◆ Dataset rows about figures
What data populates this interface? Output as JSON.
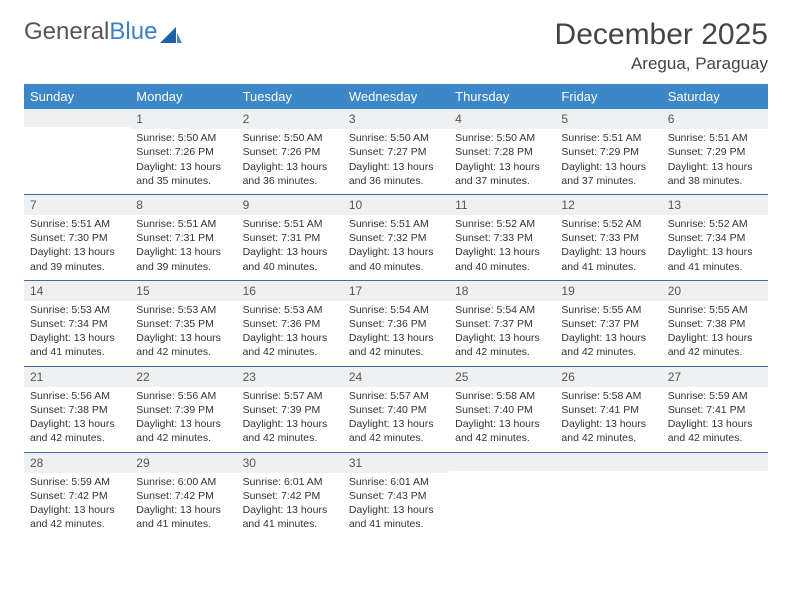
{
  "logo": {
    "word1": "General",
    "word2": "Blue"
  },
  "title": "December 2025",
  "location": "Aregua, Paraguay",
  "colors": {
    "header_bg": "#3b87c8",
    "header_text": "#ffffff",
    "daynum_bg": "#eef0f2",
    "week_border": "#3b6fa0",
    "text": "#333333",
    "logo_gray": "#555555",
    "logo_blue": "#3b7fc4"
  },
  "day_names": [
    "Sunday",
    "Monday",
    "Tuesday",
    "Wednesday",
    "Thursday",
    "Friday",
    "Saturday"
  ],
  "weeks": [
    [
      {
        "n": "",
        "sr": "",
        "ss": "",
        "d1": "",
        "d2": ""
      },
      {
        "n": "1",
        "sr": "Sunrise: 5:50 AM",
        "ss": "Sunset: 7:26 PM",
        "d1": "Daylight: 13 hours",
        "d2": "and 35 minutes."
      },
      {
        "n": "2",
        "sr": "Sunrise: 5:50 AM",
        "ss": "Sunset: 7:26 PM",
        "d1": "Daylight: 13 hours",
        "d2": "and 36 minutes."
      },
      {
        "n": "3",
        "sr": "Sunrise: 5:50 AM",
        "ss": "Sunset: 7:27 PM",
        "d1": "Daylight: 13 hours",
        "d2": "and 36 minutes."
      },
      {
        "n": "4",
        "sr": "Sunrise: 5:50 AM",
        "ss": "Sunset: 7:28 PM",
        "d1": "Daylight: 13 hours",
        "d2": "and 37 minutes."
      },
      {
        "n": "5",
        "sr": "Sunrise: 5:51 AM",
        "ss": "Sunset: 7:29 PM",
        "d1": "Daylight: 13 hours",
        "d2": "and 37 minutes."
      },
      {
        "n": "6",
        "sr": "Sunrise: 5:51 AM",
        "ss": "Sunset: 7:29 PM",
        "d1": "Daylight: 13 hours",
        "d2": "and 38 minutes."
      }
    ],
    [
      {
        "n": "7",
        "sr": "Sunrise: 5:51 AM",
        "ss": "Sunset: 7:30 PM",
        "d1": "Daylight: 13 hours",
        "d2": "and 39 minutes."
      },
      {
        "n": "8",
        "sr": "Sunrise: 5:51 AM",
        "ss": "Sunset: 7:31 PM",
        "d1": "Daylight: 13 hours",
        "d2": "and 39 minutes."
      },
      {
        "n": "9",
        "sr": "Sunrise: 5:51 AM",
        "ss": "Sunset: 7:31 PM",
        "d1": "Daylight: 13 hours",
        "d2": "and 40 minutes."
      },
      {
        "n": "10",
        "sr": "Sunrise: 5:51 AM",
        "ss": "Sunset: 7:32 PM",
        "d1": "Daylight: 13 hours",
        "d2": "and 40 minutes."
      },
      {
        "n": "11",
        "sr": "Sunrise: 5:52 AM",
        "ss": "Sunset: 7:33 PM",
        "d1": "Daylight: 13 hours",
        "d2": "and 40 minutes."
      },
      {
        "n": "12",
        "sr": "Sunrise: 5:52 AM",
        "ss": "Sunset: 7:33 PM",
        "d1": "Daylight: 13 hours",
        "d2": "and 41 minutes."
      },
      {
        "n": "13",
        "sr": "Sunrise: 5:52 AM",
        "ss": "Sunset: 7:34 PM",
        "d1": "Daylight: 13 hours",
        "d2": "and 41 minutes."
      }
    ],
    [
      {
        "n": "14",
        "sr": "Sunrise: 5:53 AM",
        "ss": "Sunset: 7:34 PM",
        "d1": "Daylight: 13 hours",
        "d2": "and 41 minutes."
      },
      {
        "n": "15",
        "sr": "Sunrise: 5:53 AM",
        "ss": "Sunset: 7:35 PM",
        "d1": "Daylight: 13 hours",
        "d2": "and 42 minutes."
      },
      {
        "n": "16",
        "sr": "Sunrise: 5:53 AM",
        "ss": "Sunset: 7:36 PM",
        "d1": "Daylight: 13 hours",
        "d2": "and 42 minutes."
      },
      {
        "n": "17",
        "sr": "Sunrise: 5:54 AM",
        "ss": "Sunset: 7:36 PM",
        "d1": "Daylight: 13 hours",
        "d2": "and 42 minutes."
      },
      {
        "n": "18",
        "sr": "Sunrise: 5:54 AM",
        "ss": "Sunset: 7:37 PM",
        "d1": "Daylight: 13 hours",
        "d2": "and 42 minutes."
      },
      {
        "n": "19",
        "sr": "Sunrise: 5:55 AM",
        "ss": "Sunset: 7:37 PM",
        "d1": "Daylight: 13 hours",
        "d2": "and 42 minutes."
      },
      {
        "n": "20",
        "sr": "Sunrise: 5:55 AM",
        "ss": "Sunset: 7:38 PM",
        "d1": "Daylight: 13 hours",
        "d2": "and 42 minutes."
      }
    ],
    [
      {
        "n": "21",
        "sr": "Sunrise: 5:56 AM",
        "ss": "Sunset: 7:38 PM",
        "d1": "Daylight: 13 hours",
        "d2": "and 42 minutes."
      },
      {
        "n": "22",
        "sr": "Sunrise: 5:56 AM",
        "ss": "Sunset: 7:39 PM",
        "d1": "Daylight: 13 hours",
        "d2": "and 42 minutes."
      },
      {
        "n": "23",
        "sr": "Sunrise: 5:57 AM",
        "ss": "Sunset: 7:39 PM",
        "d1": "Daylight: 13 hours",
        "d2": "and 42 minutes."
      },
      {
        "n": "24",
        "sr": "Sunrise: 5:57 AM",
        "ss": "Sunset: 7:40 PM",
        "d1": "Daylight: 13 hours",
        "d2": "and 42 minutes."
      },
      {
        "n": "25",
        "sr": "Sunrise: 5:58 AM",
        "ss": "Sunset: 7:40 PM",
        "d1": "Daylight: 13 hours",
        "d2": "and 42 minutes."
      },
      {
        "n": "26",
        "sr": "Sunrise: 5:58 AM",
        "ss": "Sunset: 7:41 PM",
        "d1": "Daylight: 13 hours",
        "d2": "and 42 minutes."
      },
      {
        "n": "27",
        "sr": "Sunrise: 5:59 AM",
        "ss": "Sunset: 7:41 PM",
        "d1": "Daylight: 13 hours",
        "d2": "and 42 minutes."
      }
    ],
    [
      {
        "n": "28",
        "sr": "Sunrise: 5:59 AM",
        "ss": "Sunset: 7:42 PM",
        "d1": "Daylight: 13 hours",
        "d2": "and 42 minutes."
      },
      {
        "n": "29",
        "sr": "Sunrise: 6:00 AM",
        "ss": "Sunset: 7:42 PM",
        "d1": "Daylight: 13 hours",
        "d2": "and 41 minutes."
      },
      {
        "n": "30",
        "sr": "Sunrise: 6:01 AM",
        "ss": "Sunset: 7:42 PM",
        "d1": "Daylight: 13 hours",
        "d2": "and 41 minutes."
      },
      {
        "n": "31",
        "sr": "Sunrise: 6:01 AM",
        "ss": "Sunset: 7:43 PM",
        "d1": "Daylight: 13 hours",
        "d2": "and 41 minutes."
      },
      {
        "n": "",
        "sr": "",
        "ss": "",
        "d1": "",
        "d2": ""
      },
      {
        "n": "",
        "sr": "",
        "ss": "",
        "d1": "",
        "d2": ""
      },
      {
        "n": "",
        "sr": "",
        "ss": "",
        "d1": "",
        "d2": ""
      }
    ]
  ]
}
---
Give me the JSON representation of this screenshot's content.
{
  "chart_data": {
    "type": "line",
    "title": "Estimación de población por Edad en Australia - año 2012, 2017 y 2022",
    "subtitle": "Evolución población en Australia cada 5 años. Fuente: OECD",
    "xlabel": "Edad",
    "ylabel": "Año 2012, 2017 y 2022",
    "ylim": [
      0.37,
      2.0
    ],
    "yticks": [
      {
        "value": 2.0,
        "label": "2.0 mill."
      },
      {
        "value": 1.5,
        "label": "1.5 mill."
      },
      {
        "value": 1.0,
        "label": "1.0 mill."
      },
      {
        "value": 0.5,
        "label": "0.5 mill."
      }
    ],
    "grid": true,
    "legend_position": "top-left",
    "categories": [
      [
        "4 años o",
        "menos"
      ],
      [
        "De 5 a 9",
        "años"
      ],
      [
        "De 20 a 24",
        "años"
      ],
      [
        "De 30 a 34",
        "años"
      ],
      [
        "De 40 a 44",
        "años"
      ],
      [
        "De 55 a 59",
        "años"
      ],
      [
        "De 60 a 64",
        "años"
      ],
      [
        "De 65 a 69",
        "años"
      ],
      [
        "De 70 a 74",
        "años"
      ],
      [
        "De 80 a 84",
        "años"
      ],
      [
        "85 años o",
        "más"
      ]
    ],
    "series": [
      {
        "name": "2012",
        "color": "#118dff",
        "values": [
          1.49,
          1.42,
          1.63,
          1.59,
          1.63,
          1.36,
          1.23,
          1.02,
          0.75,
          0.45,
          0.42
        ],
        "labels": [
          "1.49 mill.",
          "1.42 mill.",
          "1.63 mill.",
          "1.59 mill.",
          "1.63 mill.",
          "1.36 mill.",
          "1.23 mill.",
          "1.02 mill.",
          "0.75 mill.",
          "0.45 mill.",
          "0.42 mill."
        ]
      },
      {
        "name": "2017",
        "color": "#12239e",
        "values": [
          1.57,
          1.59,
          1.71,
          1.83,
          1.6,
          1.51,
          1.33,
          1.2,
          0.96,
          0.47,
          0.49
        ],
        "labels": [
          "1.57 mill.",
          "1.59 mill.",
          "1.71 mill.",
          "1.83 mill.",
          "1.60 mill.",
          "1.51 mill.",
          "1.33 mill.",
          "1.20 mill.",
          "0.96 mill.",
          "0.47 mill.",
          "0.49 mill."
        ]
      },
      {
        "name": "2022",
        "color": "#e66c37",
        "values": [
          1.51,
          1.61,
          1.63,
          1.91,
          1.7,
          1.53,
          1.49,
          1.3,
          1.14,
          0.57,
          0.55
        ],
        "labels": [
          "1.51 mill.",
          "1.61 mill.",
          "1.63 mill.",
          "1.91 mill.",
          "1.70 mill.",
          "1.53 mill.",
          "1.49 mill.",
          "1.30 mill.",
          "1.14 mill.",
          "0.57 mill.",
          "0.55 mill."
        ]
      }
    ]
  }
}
...
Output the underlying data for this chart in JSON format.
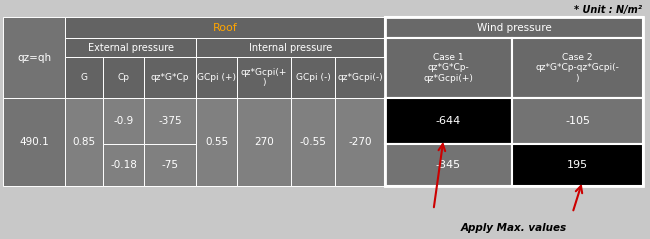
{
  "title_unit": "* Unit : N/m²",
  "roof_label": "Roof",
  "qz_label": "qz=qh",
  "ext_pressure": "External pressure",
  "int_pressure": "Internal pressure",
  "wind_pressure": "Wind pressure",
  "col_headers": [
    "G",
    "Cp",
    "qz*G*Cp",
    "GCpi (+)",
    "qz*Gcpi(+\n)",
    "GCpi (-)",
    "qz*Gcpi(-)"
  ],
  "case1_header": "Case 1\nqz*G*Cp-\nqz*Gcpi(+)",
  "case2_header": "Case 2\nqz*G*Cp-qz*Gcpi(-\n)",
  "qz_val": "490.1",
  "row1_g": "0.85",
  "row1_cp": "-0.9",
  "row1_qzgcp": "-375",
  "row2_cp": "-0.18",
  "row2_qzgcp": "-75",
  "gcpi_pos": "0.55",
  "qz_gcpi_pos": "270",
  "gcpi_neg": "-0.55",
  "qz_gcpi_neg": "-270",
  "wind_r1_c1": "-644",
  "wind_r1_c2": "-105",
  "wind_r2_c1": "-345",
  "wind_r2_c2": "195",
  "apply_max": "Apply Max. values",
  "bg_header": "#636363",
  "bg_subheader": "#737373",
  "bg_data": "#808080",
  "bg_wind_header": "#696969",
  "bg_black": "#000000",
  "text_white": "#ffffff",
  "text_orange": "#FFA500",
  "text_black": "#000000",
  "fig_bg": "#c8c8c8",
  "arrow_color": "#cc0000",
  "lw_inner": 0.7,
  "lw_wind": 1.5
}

◆ Exercise instructions
Filter the records above and return every line that holds the word "pressure".

◆ Exercise solution
  "ext_pressure": "External pressure",
  "int_pressure": "Internal pressure",
  "wind_pressure": "Wind pressure",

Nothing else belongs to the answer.